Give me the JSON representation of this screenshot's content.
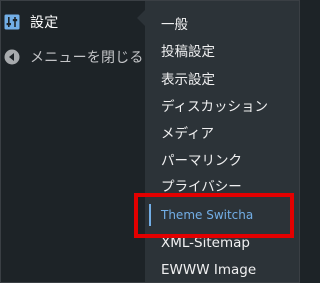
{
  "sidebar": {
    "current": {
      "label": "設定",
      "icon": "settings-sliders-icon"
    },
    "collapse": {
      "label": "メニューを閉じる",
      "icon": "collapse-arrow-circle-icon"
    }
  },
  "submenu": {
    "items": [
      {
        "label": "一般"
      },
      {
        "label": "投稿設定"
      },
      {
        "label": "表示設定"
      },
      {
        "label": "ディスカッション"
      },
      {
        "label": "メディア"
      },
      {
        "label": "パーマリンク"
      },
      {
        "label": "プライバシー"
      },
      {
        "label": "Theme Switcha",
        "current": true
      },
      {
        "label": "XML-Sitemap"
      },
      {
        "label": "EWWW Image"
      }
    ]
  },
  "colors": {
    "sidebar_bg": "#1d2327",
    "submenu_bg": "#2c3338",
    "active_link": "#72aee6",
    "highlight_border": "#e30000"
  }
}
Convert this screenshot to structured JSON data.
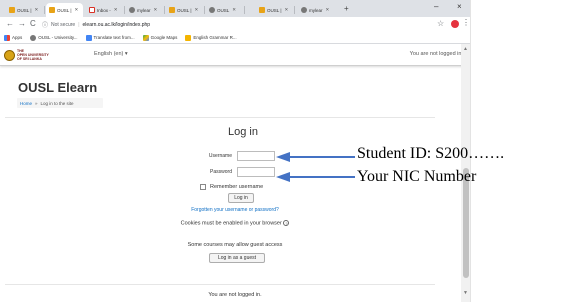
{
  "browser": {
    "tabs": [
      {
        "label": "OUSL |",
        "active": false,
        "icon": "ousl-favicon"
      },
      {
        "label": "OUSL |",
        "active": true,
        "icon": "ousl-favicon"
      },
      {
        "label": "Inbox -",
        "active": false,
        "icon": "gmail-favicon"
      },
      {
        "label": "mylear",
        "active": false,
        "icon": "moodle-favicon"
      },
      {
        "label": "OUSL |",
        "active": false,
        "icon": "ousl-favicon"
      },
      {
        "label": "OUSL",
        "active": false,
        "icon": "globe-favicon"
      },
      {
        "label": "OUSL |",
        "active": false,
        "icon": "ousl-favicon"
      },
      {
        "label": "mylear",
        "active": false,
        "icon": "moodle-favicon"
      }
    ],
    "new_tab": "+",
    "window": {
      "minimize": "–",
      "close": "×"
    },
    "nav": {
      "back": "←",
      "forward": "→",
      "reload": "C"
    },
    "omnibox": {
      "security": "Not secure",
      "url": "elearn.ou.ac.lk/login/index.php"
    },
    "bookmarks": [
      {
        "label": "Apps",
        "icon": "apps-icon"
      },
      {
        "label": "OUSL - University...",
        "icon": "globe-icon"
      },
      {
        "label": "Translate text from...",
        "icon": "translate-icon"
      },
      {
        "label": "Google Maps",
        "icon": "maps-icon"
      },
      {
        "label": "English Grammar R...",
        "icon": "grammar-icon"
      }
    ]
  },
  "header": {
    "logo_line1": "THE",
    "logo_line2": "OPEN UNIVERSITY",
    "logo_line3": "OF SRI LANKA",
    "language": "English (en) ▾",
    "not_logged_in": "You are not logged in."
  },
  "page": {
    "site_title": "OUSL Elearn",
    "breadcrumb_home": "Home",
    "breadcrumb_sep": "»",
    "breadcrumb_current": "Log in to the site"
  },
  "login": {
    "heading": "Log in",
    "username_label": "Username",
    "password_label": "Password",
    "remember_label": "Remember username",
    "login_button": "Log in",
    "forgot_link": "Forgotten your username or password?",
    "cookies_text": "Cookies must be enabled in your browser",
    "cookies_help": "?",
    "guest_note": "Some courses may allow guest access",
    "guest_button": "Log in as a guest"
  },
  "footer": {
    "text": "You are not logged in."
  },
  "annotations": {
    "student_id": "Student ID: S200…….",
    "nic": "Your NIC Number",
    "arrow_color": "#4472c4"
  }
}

> _What you are asked to do_
Reproduce all entries without any change, and omit the pictures.

> _Answer in full_
Give me the JSON representation of this screenshot's content.
{
  "sidebar": {
    "current": {
      "label": "設定",
      "icon": "settings-sliders-icon"
    },
    "collapse": {
      "label": "メニューを閉じる",
      "icon": "collapse-arrow-circle-icon"
    }
  },
  "submenu": {
    "items": [
      {
        "label": "一般"
      },
      {
        "label": "投稿設定"
      },
      {
        "label": "表示設定"
      },
      {
        "label": "ディスカッション"
      },
      {
        "label": "メディア"
      },
      {
        "label": "パーマリンク"
      },
      {
        "label": "プライバシー"
      },
      {
        "label": "Theme Switcha",
        "current": true
      },
      {
        "label": "XML-Sitemap"
      },
      {
        "label": "EWWW Image"
      }
    ]
  },
  "colors": {
    "sidebar_bg": "#1d2327",
    "submenu_bg": "#2c3338",
    "active_link": "#72aee6",
    "highlight_border": "#e30000"
  }
}
Convert this screenshot to structured JSON data.
{
  "browser": {
    "tabs": [
      {
        "label": "OUSL |",
        "active": false,
        "icon": "ousl-favicon"
      },
      {
        "label": "OUSL |",
        "active": true,
        "icon": "ousl-favicon"
      },
      {
        "label": "Inbox -",
        "active": false,
        "icon": "gmail-favicon"
      },
      {
        "label": "mylear",
        "active": false,
        "icon": "moodle-favicon"
      },
      {
        "label": "OUSL |",
        "active": false,
        "icon": "ousl-favicon"
      },
      {
        "label": "OUSL",
        "active": false,
        "icon": "globe-favicon"
      },
      {
        "label": "OUSL |",
        "active": false,
        "icon": "ousl-favicon"
      },
      {
        "label": "mylear",
        "active": false,
        "icon": "moodle-favicon"
      }
    ],
    "new_tab": "+",
    "window": {
      "minimize": "–",
      "close": "×"
    },
    "nav": {
      "back": "←",
      "forward": "→",
      "reload": "C"
    },
    "omnibox": {
      "security": "Not secure",
      "url": "elearn.ou.ac.lk/login/index.php"
    },
    "bookmarks": [
      {
        "label": "Apps",
        "icon": "apps-icon"
      },
      {
        "label": "OUSL - University...",
        "icon": "globe-icon"
      },
      {
        "label": "Translate text from...",
        "icon": "translate-icon"
      },
      {
        "label": "Google Maps",
        "icon": "maps-icon"
      },
      {
        "label": "English Grammar R...",
        "icon": "grammar-icon"
      }
    ]
  },
  "header": {
    "logo_line1": "THE",
    "logo_line2": "OPEN UNIVERSITY",
    "logo_line3": "OF SRI LANKA",
    "language": "English (en) ▾",
    "not_logged_in": "You are not logged in."
  },
  "page": {
    "site_title": "OUSL Elearn",
    "breadcrumb_home": "Home",
    "breadcrumb_sep": "»",
    "breadcrumb_current": "Log in to the site"
  },
  "login": {
    "heading": "Log in",
    "username_label": "Username",
    "password_label": "Password",
    "remember_label": "Remember username",
    "login_button": "Log in",
    "forgot_link": "Forgotten your username or password?",
    "cookies_text": "Cookies must be enabled in your browser",
    "cookies_help": "?",
    "guest_note": "Some courses may allow guest access",
    "guest_button": "Log in as a guest"
  },
  "footer": {
    "text": "You are not logged in."
  },
  "annotations": {
    "student_id": "Student ID: S200…….",
    "nic": "Your NIC Number",
    "arrow_color": "#4472c4"
  }
}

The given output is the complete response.